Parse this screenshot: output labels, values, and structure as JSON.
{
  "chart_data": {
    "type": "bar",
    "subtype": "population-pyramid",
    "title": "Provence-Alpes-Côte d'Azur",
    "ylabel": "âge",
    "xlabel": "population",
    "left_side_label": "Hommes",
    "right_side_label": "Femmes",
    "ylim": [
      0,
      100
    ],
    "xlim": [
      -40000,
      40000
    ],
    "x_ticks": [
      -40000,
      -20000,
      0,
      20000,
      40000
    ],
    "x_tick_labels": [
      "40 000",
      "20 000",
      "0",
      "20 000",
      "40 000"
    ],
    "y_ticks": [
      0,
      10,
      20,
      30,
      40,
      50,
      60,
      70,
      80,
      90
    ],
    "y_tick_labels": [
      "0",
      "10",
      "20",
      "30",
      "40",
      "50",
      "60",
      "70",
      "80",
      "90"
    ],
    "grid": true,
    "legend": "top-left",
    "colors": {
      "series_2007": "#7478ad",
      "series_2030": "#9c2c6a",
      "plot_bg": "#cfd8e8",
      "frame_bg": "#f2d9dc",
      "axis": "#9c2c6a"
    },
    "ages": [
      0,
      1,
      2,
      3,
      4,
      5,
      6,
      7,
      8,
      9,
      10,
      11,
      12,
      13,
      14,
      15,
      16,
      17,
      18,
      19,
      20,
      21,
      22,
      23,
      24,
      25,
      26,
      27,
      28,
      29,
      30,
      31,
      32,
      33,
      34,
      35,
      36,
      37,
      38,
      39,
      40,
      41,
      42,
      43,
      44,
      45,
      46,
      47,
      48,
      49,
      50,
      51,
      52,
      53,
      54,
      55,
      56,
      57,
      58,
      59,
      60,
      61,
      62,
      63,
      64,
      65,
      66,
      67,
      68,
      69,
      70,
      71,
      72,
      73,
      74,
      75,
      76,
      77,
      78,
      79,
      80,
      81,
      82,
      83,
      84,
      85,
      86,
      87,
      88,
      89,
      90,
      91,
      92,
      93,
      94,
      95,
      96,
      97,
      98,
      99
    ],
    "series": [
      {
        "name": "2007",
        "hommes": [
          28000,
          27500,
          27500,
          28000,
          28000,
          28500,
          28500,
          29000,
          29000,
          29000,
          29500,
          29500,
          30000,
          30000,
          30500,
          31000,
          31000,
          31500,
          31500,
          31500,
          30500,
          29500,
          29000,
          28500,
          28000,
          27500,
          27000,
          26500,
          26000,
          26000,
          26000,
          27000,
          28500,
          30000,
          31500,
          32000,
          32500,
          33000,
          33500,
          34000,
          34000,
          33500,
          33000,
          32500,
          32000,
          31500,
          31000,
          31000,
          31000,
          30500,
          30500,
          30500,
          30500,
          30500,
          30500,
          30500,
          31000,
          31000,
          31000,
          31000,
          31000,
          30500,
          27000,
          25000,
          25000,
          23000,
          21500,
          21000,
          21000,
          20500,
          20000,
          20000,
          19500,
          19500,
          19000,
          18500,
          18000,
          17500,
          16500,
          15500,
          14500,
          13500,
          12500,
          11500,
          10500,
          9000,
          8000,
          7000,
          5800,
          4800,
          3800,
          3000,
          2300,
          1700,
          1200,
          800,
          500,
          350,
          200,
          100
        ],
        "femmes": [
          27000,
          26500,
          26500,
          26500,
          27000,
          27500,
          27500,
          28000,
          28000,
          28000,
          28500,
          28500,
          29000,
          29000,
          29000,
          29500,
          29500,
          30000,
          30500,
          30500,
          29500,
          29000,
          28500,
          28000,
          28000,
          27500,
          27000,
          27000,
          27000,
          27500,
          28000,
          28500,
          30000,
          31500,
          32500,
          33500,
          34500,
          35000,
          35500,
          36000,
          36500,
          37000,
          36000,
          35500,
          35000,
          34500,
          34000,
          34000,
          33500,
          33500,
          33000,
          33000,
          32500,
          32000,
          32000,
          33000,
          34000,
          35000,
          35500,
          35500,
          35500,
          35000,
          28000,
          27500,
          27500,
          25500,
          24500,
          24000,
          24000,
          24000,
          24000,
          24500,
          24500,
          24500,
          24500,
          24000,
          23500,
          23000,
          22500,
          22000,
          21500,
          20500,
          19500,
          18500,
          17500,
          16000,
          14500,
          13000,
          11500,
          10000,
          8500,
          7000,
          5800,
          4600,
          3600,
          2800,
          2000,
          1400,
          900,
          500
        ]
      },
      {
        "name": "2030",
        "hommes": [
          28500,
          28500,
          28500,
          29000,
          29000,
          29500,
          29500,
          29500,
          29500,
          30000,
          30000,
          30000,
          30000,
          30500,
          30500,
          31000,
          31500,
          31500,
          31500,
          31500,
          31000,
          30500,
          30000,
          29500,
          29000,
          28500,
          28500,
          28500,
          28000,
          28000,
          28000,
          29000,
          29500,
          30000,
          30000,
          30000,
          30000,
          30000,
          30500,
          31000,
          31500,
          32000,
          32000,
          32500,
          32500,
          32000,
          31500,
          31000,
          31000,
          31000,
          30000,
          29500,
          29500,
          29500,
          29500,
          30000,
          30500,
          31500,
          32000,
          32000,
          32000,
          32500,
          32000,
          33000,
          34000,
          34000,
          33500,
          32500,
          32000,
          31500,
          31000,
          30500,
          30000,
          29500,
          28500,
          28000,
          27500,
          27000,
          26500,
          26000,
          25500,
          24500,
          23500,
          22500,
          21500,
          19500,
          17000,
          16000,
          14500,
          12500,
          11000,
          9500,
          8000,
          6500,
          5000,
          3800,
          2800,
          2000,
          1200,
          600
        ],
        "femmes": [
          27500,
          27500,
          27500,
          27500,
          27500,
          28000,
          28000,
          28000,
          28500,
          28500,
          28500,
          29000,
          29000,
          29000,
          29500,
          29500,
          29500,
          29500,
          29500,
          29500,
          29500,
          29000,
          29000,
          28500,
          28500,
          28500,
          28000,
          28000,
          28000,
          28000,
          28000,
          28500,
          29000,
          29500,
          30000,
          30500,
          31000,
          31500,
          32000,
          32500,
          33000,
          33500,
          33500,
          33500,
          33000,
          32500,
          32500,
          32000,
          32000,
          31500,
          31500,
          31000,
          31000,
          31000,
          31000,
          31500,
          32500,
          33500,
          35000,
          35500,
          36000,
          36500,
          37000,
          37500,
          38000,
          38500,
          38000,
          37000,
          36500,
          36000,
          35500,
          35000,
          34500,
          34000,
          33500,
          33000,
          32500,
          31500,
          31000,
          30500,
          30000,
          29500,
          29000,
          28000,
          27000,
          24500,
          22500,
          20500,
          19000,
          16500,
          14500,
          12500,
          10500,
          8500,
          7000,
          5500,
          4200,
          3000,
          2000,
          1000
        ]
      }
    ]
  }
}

Aim:
Return all of the above records exactly, leaving no line out.

Answer for this exercise:
Parse this screenshot: output labels, values, and structure as JSON.
{
  "chart_data": {
    "type": "bar",
    "subtype": "population-pyramid",
    "title": "Provence-Alpes-Côte d'Azur",
    "ylabel": "âge",
    "xlabel": "population",
    "left_side_label": "Hommes",
    "right_side_label": "Femmes",
    "ylim": [
      0,
      100
    ],
    "xlim": [
      -40000,
      40000
    ],
    "x_ticks": [
      -40000,
      -20000,
      0,
      20000,
      40000
    ],
    "x_tick_labels": [
      "40 000",
      "20 000",
      "0",
      "20 000",
      "40 000"
    ],
    "y_ticks": [
      0,
      10,
      20,
      30,
      40,
      50,
      60,
      70,
      80,
      90
    ],
    "y_tick_labels": [
      "0",
      "10",
      "20",
      "30",
      "40",
      "50",
      "60",
      "70",
      "80",
      "90"
    ],
    "grid": true,
    "legend": "top-left",
    "colors": {
      "series_2007": "#7478ad",
      "series_2030": "#9c2c6a",
      "plot_bg": "#cfd8e8",
      "frame_bg": "#f2d9dc",
      "axis": "#9c2c6a"
    },
    "ages": [
      0,
      1,
      2,
      3,
      4,
      5,
      6,
      7,
      8,
      9,
      10,
      11,
      12,
      13,
      14,
      15,
      16,
      17,
      18,
      19,
      20,
      21,
      22,
      23,
      24,
      25,
      26,
      27,
      28,
      29,
      30,
      31,
      32,
      33,
      34,
      35,
      36,
      37,
      38,
      39,
      40,
      41,
      42,
      43,
      44,
      45,
      46,
      47,
      48,
      49,
      50,
      51,
      52,
      53,
      54,
      55,
      56,
      57,
      58,
      59,
      60,
      61,
      62,
      63,
      64,
      65,
      66,
      67,
      68,
      69,
      70,
      71,
      72,
      73,
      74,
      75,
      76,
      77,
      78,
      79,
      80,
      81,
      82,
      83,
      84,
      85,
      86,
      87,
      88,
      89,
      90,
      91,
      92,
      93,
      94,
      95,
      96,
      97,
      98,
      99
    ],
    "series": [
      {
        "name": "2007",
        "hommes": [
          28000,
          27500,
          27500,
          28000,
          28000,
          28500,
          28500,
          29000,
          29000,
          29000,
          29500,
          29500,
          30000,
          30000,
          30500,
          31000,
          31000,
          31500,
          31500,
          31500,
          30500,
          29500,
          29000,
          28500,
          28000,
          27500,
          27000,
          26500,
          26000,
          26000,
          26000,
          27000,
          28500,
          30000,
          31500,
          32000,
          32500,
          33000,
          33500,
          34000,
          34000,
          33500,
          33000,
          32500,
          32000,
          31500,
          31000,
          31000,
          31000,
          30500,
          30500,
          30500,
          30500,
          30500,
          30500,
          30500,
          31000,
          31000,
          31000,
          31000,
          31000,
          30500,
          27000,
          25000,
          25000,
          23000,
          21500,
          21000,
          21000,
          20500,
          20000,
          20000,
          19500,
          19500,
          19000,
          18500,
          18000,
          17500,
          16500,
          15500,
          14500,
          13500,
          12500,
          11500,
          10500,
          9000,
          8000,
          7000,
          5800,
          4800,
          3800,
          3000,
          2300,
          1700,
          1200,
          800,
          500,
          350,
          200,
          100
        ],
        "femmes": [
          27000,
          26500,
          26500,
          26500,
          27000,
          27500,
          27500,
          28000,
          28000,
          28000,
          28500,
          28500,
          29000,
          29000,
          29000,
          29500,
          29500,
          30000,
          30500,
          30500,
          29500,
          29000,
          28500,
          28000,
          28000,
          27500,
          27000,
          27000,
          27000,
          27500,
          28000,
          28500,
          30000,
          31500,
          32500,
          33500,
          34500,
          35000,
          35500,
          36000,
          36500,
          37000,
          36000,
          35500,
          35000,
          34500,
          34000,
          34000,
          33500,
          33500,
          33000,
          33000,
          32500,
          32000,
          32000,
          33000,
          34000,
          35000,
          35500,
          35500,
          35500,
          35000,
          28000,
          27500,
          27500,
          25500,
          24500,
          24000,
          24000,
          24000,
          24000,
          24500,
          24500,
          24500,
          24500,
          24000,
          23500,
          23000,
          22500,
          22000,
          21500,
          20500,
          19500,
          18500,
          17500,
          16000,
          14500,
          13000,
          11500,
          10000,
          8500,
          7000,
          5800,
          4600,
          3600,
          2800,
          2000,
          1400,
          900,
          500
        ]
      },
      {
        "name": "2030",
        "hommes": [
          28500,
          28500,
          28500,
          29000,
          29000,
          29500,
          29500,
          29500,
          29500,
          30000,
          30000,
          30000,
          30000,
          30500,
          30500,
          31000,
          31500,
          31500,
          31500,
          31500,
          31000,
          30500,
          30000,
          29500,
          29000,
          28500,
          28500,
          28500,
          28000,
          28000,
          28000,
          29000,
          29500,
          30000,
          30000,
          30000,
          30000,
          30000,
          30500,
          31000,
          31500,
          32000,
          32000,
          32500,
          32500,
          32000,
          31500,
          31000,
          31000,
          31000,
          30000,
          29500,
          29500,
          29500,
          29500,
          30000,
          30500,
          31500,
          32000,
          32000,
          32000,
          32500,
          32000,
          33000,
          34000,
          34000,
          33500,
          32500,
          32000,
          31500,
          31000,
          30500,
          30000,
          29500,
          28500,
          28000,
          27500,
          27000,
          26500,
          26000,
          25500,
          24500,
          23500,
          22500,
          21500,
          19500,
          17000,
          16000,
          14500,
          12500,
          11000,
          9500,
          8000,
          6500,
          5000,
          3800,
          2800,
          2000,
          1200,
          600
        ],
        "femmes": [
          27500,
          27500,
          27500,
          27500,
          27500,
          28000,
          28000,
          28000,
          28500,
          28500,
          28500,
          29000,
          29000,
          29000,
          29500,
          29500,
          29500,
          29500,
          29500,
          29500,
          29500,
          29000,
          29000,
          28500,
          28500,
          28500,
          28000,
          28000,
          28000,
          28000,
          28000,
          28500,
          29000,
          29500,
          30000,
          30500,
          31000,
          31500,
          32000,
          32500,
          33000,
          33500,
          33500,
          33500,
          33000,
          32500,
          32500,
          32000,
          32000,
          31500,
          31500,
          31000,
          31000,
          31000,
          31000,
          31500,
          32500,
          33500,
          35000,
          35500,
          36000,
          36500,
          37000,
          37500,
          38000,
          38500,
          38000,
          37000,
          36500,
          36000,
          35500,
          35000,
          34500,
          34000,
          33500,
          33000,
          32500,
          31500,
          31000,
          30500,
          30000,
          29500,
          29000,
          28000,
          27000,
          24500,
          22500,
          20500,
          19000,
          16500,
          14500,
          12500,
          10500,
          8500,
          7000,
          5500,
          4200,
          3000,
          2000,
          1000
        ]
      }
    ]
  }
}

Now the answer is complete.